> Exercise passage
[Start of section]

Well, one day we were sitting on the other side of the street while they were digging up the old pavement and the old gravel beneath it. One jolly fellow had not checked the documentation for electrical lines, putting a crowbar straight through the electrical mains. I have never seen a man fly through the air unintentionally.

I had never seen electrical explosions, for anyone not wise with them, they're amazingly scary. So this guy has flew through the air to our right, about 15 feet. There is acrid smelling smoke filling the air and the mains is kicking off big style, explosions every few seconds and the council workers all kicking into gear, calling the fire brigade, ambulance, checking on their mate etc.. While we just sat there in shock watching it all unfold.

Anyway, he ends up with burns on 75% of his body. Lucky to be alive.
The twunt did knock out the electricity to the entire area though, having finished our freezer pops we went and got our swimming gear and went to the local pool.
They never did finish replacing all the pavement either.
(, Thu 3 Nov 2005, 22:52, Reply)
Utter, utter, utter stupidity
It still amazes that I can shave of a morning and have normal facial hair growth after this exercise in sheer darwinism.

Many moons ago, myself and my lovely lady were out of a night, and as was the fashion at the time, I was partaking of the stupidly dangerous pastime of inhaling lighter fluid from a zippo into my mouth, then exhaling / blowing over a lit flame - cue incendiary burps, hilarity, more beer.

Mostly Harmless.

Fast forward six hours. The lovely lady and myself have managed to negotiate our way home, and I am now tinkering with her flip-top lighter, and, more importantly, the fuel.

At the time, she stayed in a hall of residence, with large windows overlooking a car park. God knows what posessed me, but I decided at that point that raw lighter fuel would have the same flashpoint as normal butane or some such part time flammable liquid / gas. So much so, that I took into my mouth what must have been damn near a 1/4 pint of flammable liquid, held a lighter to my mouth and sprayed the contents out over the flame and out the window.

I will _never_ forget the roaring noise, nor the sensation of my flesh being seared, nor the sheer shock at having generated a three foot wide and five foot long jet of flame in the space of two seconds. Cue my girlfriend slapping the lighter out of my hand, punching me repeatedly in the face (I later discovered this wasn't actually recipirocal for my _utter_ stupidity but merely to put the flames out), and an extremely rapid trip to the local apothecary / hospital.

Extensive second degree burns, two months in facial bandages, a pseudo jihad face-mask for the entire period (think g8 protester face-mask), and a subsequent dumping. Fuck knows I deserved it.

What a twat.

Isla, if you're reading this, I sincerely hope you ripped the piss out of me for years to come.

Yet again
(, Thu 3 Nov 2005, 22:37, Reply)
I just hate Damien and Tracy... Fuckers.
nuff said.
(, Thu 3 Nov 2005, 22:36, Reply)
This one time I got my hands on a sparkler.
Oh the fun to be had. I spun it to the left. I spun it to the right. I spun it back and forth.

Ultimately, it went out and my time was up.

But still, it was a thrill ride.

[End of section]

> Entries provided
[Start of section]

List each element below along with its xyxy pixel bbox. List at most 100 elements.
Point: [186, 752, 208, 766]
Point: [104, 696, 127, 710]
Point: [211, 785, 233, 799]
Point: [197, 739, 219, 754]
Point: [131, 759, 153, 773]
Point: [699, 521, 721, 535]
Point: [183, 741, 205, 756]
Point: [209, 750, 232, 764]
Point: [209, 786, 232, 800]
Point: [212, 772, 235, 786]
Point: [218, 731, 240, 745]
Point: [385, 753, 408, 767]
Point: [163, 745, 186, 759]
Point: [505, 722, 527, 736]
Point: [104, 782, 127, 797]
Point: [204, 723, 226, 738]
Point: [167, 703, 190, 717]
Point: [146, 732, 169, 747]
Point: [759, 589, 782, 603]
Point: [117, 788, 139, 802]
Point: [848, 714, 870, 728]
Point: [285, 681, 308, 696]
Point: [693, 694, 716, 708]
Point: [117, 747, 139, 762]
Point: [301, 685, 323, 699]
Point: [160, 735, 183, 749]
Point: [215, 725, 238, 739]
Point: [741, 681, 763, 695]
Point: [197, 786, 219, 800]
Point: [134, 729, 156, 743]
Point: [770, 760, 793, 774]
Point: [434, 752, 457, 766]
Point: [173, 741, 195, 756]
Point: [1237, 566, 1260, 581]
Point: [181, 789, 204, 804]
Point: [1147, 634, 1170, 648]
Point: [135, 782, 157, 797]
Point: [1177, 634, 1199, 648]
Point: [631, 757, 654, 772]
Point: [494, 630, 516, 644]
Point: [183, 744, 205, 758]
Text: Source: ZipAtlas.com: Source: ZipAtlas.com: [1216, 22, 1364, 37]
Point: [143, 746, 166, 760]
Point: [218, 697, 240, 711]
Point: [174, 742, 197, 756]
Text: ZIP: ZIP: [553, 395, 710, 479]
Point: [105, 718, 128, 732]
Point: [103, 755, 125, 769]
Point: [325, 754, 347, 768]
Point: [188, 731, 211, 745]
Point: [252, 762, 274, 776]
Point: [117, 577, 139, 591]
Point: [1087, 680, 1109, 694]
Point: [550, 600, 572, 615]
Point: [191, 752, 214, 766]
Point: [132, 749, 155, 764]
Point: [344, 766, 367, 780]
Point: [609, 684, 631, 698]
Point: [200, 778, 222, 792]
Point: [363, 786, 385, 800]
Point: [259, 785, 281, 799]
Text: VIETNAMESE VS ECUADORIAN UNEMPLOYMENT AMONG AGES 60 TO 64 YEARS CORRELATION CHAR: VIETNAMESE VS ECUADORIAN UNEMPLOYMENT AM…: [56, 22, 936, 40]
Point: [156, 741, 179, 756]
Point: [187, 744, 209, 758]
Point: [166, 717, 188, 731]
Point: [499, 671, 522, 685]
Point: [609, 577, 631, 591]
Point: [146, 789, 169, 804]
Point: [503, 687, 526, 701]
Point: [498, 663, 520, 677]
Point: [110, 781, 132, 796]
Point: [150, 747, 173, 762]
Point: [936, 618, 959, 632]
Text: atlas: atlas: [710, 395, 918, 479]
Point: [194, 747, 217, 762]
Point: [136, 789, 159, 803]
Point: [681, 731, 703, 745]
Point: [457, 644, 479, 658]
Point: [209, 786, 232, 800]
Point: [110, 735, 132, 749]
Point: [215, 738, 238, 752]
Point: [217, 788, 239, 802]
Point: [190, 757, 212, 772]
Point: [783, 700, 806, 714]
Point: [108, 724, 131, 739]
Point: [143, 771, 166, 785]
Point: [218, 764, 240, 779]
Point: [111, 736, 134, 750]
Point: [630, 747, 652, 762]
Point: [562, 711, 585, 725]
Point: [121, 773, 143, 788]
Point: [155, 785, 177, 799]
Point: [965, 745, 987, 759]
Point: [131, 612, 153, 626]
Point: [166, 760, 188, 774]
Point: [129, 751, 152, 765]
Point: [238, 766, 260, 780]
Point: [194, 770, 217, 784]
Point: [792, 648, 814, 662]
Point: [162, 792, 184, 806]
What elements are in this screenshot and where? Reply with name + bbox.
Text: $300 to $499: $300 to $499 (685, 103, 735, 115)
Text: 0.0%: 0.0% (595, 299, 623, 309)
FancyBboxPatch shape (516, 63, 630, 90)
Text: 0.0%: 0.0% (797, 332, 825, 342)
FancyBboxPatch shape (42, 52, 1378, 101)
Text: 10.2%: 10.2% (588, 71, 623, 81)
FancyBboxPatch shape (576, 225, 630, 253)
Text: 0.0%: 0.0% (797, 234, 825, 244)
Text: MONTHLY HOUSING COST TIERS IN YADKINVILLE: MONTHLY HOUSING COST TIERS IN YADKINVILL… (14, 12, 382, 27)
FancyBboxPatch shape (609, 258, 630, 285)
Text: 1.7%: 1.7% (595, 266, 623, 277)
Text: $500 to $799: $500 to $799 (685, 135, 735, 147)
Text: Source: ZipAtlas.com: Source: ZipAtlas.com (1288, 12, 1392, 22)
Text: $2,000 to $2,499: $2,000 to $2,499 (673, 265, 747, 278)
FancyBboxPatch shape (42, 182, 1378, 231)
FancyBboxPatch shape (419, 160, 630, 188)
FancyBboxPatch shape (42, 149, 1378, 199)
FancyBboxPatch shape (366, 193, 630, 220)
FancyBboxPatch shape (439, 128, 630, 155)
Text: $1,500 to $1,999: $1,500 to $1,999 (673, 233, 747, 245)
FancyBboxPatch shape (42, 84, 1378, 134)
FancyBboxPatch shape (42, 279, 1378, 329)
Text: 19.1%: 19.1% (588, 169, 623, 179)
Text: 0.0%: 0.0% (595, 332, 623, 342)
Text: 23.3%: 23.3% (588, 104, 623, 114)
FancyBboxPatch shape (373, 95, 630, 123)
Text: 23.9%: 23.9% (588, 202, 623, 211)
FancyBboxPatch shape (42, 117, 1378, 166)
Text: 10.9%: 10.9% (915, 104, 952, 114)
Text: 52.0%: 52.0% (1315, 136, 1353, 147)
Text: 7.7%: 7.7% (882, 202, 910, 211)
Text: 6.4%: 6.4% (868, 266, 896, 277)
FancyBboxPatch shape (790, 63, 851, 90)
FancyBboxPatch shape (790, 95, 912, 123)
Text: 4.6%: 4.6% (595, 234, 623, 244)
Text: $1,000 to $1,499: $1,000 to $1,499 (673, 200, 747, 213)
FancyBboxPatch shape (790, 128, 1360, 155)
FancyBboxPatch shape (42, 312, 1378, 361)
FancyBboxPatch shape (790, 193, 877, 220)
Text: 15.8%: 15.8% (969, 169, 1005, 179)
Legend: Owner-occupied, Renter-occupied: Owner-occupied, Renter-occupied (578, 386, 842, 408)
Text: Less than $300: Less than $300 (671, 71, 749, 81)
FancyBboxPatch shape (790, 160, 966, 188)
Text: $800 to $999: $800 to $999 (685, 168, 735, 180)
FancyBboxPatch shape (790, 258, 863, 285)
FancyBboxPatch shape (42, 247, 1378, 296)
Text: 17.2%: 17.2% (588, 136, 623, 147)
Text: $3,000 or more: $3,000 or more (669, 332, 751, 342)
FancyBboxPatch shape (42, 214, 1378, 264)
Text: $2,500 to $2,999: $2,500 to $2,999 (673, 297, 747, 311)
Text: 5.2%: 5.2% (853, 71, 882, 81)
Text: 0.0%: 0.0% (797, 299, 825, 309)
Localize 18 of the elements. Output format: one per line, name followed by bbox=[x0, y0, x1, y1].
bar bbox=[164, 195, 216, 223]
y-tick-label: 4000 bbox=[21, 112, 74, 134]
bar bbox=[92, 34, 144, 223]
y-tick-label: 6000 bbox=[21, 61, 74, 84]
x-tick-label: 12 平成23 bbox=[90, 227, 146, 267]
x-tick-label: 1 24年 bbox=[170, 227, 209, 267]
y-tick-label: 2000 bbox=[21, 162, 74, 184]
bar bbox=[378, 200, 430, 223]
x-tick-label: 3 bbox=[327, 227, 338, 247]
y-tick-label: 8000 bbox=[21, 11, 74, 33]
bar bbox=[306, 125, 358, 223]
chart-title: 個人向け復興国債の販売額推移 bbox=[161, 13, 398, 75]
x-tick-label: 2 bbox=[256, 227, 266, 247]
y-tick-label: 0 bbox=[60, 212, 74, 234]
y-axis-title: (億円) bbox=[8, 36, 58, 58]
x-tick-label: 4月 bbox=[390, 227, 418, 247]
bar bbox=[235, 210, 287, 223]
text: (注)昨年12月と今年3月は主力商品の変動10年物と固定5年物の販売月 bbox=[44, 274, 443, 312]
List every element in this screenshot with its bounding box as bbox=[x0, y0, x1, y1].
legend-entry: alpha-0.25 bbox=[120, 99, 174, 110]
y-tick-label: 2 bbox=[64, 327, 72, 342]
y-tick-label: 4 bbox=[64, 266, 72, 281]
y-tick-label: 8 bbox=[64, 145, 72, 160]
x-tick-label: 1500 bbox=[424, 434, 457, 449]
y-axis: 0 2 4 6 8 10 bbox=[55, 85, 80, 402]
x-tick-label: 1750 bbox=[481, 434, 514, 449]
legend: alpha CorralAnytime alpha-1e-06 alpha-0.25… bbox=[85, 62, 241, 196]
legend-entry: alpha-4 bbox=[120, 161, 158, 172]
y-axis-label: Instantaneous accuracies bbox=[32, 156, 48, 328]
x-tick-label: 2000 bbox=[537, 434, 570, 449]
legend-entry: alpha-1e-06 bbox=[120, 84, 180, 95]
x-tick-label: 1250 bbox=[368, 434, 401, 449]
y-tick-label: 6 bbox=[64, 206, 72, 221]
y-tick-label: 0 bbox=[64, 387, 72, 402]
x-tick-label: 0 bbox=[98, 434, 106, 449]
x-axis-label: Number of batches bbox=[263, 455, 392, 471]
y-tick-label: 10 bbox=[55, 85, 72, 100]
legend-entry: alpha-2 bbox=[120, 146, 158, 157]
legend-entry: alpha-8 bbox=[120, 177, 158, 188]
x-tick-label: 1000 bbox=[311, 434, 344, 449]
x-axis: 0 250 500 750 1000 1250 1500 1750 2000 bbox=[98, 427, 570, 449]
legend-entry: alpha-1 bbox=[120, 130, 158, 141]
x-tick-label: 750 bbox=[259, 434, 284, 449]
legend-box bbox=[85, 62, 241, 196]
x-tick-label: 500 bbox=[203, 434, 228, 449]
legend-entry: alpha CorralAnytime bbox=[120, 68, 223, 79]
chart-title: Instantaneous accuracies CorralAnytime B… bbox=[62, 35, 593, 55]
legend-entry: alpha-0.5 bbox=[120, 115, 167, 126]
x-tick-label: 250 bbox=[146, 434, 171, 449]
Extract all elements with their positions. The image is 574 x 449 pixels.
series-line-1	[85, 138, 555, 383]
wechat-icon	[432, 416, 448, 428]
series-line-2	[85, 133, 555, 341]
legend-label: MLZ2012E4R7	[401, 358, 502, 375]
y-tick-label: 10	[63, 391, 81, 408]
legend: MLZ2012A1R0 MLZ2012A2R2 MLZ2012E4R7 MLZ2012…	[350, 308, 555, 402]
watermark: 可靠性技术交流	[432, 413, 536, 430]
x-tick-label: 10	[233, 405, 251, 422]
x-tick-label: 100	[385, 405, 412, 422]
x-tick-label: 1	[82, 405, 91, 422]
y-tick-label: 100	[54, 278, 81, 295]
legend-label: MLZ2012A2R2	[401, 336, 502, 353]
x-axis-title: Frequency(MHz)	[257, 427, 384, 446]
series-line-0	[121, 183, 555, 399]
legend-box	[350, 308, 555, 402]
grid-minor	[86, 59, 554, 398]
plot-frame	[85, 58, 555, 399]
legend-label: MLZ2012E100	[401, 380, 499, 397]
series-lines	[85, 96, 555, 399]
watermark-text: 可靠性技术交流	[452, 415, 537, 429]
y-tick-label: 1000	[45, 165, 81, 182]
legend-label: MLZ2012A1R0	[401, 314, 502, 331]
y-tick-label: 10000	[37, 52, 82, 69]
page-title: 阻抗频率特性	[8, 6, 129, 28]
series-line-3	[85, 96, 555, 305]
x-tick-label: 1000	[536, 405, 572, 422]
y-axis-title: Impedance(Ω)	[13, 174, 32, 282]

[End of section]

> Study questions
(A) List the date and time stamp of every reply in the forum posts about burns and close calls.
(B) In the forum posts about burns and close calls, how far does the man who put a crowbar through the electrical mains fly through the air?
(C) Extend the forum posts about burns and close calls, picking up after their final sentence.

> Expected results
(A)
Thu 3 Nov 2005, 22:52
Thu 3 Nov 2005, 22:37
Thu 3 Nov 2005, 22:36

(B) About 15 feet, to the writer's right.

(C)
(, Thu 3 Nov 2005, 22:34, Reply)
post festival fireworks
sunday morning of leeds festival is great fun, pretty much everybody burning the (partially) empty fuel tanks from their camping stove, so every 30 seconds there's a nice POP and a ten foot high mushroom cloud.

Even better when those heavy duty ones, only meant for caravans go off and shoot 50 feet into the sky, and you're never sure where they'll land
(, Thu 3 Nov 2005, 22:33, Reply)
pyromanic
collectivly, me and my friends have been responsible for several strange fires but the one i found most funny at the time was a few weeks ago after a party.

it had been a damn good night and the next morning we had just managed to tidy all the rubbish and random unwanted crap from the house into a pile in the conservatory. on a carpet.

someone decided the best way to dispose of said rubbish would be to burn it. being still rather wrecked, we doused it in left over alcohol, spayed it with aerosol and did just that.

it wasnt the best idea. a now smoke boxed conservatory with a rather large, mainly plasic based fire.

someone tried to put it out and after burning their hand several times they grabbed the closest object to smother the fire with. it was a newspaper. great help.

somehow, we managed to put out the fire after it had melted into one big mess on the carpet. we then took it outside and lit it again. what tards.

the parents returned the next day and were not impresed they had a house smelling of smoke, a slightly burned conservatory floor, no carpet and a charred lawn.
(, Thu 3 Nov 2005, 22:29, Reply)
Set the scene......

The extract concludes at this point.